▶ **Given instruction**
Some lines in the records below may hold the word "title"; give the number of those lines and nothing else.

▶ **Supplied records**
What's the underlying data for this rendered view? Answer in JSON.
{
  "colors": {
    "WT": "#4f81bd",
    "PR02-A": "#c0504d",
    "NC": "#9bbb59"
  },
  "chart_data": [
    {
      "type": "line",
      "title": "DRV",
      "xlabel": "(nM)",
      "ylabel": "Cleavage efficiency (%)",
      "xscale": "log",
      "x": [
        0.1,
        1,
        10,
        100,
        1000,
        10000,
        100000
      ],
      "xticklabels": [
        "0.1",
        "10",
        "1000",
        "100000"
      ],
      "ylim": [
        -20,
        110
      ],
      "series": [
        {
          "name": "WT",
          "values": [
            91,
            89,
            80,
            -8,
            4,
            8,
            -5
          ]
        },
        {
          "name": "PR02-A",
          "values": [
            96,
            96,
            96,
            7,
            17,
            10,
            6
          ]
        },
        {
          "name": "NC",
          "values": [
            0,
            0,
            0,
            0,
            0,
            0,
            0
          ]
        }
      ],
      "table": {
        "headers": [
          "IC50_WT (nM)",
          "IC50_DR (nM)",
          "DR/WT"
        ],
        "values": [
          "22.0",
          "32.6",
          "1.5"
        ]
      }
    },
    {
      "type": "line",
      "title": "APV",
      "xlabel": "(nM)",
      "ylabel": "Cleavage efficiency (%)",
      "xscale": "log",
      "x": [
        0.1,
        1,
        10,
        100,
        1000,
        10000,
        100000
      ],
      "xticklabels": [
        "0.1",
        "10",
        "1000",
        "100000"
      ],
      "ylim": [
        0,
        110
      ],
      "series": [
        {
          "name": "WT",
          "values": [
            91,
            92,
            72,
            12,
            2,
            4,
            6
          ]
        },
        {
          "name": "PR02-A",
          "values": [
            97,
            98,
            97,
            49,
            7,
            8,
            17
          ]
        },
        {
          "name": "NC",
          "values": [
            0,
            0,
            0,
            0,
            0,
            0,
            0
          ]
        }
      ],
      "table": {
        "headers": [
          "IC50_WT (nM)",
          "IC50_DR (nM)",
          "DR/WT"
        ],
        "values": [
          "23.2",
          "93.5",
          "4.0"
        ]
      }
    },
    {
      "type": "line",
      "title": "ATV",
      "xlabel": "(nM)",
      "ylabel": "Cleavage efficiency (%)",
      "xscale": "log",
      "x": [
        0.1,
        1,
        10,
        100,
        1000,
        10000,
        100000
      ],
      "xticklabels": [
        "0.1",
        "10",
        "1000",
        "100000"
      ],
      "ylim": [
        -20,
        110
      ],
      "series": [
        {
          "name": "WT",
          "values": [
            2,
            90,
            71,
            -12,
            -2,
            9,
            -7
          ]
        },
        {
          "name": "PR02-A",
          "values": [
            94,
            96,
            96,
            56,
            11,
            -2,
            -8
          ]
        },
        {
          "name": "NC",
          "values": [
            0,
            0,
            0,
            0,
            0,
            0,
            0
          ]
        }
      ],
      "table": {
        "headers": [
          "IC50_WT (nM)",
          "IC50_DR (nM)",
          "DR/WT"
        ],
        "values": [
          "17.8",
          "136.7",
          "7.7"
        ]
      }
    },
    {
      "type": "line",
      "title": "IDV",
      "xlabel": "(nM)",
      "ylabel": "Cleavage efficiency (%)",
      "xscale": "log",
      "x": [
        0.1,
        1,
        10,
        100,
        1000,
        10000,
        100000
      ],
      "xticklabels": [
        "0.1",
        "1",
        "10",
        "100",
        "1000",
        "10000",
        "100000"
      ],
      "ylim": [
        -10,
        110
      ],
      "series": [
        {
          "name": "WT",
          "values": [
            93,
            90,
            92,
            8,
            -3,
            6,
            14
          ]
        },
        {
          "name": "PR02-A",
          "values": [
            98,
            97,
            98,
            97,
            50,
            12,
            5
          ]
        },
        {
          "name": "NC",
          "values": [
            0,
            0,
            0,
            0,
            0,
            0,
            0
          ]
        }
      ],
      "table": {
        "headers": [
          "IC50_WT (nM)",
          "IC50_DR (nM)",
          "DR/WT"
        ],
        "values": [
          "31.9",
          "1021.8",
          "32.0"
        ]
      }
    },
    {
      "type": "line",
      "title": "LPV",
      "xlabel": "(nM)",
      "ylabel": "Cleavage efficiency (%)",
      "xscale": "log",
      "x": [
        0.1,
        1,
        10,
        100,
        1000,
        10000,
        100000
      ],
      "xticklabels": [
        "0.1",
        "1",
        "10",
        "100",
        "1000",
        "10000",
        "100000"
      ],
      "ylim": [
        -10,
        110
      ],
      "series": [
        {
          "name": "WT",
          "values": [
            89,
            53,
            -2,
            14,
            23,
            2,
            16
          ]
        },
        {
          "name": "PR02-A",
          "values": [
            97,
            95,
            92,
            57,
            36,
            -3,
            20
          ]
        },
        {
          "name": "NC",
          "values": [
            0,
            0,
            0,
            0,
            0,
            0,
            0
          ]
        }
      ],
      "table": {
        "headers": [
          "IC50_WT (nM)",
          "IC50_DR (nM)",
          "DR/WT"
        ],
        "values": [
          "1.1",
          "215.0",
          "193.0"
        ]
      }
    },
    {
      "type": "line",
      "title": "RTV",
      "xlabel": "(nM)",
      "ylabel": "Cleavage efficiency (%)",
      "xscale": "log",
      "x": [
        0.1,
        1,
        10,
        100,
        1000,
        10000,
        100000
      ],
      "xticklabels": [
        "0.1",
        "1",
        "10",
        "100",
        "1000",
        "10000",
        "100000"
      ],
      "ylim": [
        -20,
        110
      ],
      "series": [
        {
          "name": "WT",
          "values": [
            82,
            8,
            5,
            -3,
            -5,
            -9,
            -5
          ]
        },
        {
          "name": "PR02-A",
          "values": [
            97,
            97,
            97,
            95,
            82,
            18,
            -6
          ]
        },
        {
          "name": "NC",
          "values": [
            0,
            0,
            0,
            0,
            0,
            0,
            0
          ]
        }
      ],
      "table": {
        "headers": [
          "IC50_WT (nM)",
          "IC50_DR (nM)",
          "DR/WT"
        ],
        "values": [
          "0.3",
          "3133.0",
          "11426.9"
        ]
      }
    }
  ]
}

▶ **Finished answer**
6